Given task
Select the lines of the records containing the word "injeneriyada" and list them.

═══ Exercise data

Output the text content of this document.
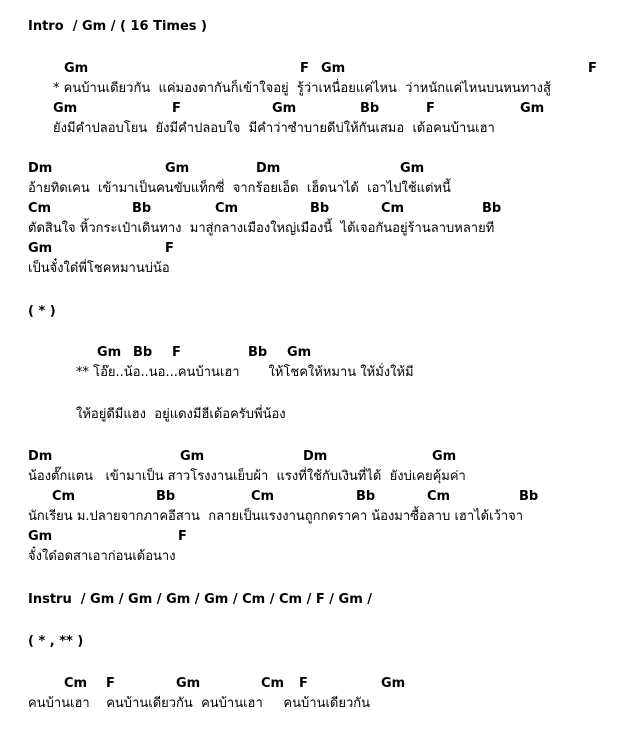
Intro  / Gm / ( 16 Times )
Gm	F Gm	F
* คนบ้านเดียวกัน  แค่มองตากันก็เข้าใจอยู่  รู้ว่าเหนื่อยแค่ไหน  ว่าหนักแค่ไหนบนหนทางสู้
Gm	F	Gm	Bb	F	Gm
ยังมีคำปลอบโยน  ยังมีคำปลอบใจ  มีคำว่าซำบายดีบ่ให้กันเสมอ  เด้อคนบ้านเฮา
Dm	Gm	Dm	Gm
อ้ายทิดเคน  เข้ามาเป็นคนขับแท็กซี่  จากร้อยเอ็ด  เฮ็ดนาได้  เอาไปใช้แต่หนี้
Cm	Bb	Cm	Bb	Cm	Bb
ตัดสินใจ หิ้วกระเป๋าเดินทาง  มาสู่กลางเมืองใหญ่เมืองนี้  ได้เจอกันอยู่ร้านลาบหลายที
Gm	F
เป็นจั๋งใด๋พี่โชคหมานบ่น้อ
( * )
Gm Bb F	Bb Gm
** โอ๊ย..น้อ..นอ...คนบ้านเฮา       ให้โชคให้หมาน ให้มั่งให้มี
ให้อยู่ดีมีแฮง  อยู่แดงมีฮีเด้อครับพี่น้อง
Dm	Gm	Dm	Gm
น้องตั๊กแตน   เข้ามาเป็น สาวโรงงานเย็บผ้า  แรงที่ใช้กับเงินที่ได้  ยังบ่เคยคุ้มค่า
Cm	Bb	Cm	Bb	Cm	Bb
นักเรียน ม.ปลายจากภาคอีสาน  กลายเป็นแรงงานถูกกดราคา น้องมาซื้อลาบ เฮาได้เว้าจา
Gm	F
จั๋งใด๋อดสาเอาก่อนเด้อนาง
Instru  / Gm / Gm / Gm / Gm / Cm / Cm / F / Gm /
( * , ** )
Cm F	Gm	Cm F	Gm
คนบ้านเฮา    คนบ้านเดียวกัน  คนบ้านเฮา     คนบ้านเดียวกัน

══════
═══ Exercise data

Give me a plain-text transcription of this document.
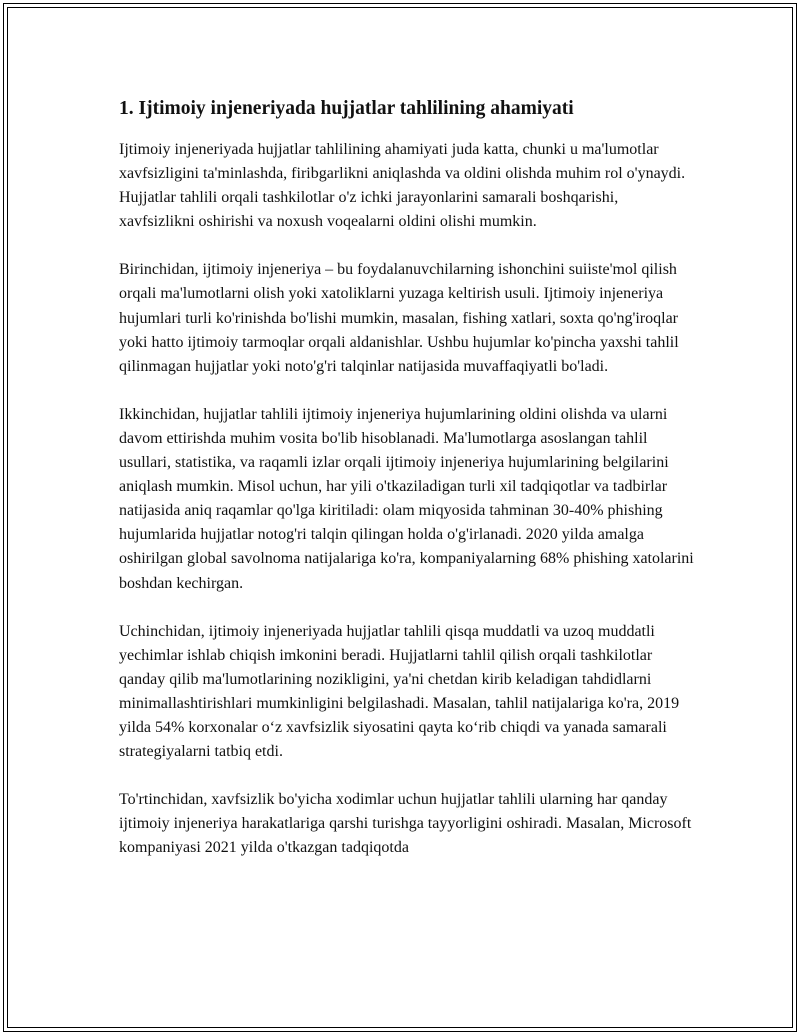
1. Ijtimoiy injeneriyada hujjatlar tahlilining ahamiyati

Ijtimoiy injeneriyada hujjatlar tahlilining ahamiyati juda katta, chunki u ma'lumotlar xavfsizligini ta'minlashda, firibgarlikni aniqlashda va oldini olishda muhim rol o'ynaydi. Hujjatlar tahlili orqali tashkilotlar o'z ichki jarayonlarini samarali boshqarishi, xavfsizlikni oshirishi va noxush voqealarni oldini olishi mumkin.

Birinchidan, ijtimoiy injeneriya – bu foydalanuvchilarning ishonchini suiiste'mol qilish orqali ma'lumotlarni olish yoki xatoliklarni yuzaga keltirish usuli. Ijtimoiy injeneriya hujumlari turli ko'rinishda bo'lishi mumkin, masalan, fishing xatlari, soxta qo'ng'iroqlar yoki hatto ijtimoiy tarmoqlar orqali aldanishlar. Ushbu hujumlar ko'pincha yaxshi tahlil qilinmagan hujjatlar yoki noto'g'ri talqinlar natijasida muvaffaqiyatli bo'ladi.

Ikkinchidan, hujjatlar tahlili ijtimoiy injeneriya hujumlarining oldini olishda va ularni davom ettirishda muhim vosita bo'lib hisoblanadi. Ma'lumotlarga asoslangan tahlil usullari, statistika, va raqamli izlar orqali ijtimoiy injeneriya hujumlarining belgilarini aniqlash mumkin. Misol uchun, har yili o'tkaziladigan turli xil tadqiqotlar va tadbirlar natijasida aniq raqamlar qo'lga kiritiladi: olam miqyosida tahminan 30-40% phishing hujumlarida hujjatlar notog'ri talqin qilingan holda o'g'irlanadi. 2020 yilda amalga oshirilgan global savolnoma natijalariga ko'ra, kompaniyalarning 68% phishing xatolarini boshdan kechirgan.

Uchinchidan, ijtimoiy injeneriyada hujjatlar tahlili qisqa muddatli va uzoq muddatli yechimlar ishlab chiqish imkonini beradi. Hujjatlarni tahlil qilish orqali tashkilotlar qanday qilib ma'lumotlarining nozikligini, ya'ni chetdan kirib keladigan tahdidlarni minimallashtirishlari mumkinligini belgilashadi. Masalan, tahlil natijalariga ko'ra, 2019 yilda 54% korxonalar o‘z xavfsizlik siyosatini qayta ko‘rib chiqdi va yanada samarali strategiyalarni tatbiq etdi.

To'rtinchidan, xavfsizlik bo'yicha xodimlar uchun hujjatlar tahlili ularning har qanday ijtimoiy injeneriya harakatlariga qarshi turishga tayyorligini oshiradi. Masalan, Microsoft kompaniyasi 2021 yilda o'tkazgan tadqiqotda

══════

Final answer
1. Ijtimoiy injeneriyada hujjatlar tahlilining ahamiyati
Ijtimoiy injeneriyada hujjatlar tahlilining ahamiyati juda katta, chunki u ma'lumotlar xavfsizligini ta'minlashda, firibgarlikni aniqlashda va oldini olishda muhim rol o'ynaydi. Hujjatlar tahlili orqali tashkilotlar o'z ichki jarayonlarini samarali boshqarishi, xavfsizlikni oshirishi va noxush voqealarni oldini olishi mumkin.
Uchinchidan, ijtimoiy injeneriyada hujjatlar tahlili qisqa muddatli va uzoq muddatli yechimlar ishlab chiqish imkonini beradi. Hujjatlarni tahlil qilish orqali tashkilotlar qanday qilib ma'lumotlarining nozikligini, ya'ni chetdan kirib keladigan tahdidlarni minimallashtirishlari mumkinligini belgilashadi. Masalan, tahlil natijalariga ko'ra, 2019 yilda 54% korxonalar o‘z xavfsizlik siyosatini qayta ko‘rib chiqdi va yanada samarali strategiyalarni tatbiq etdi.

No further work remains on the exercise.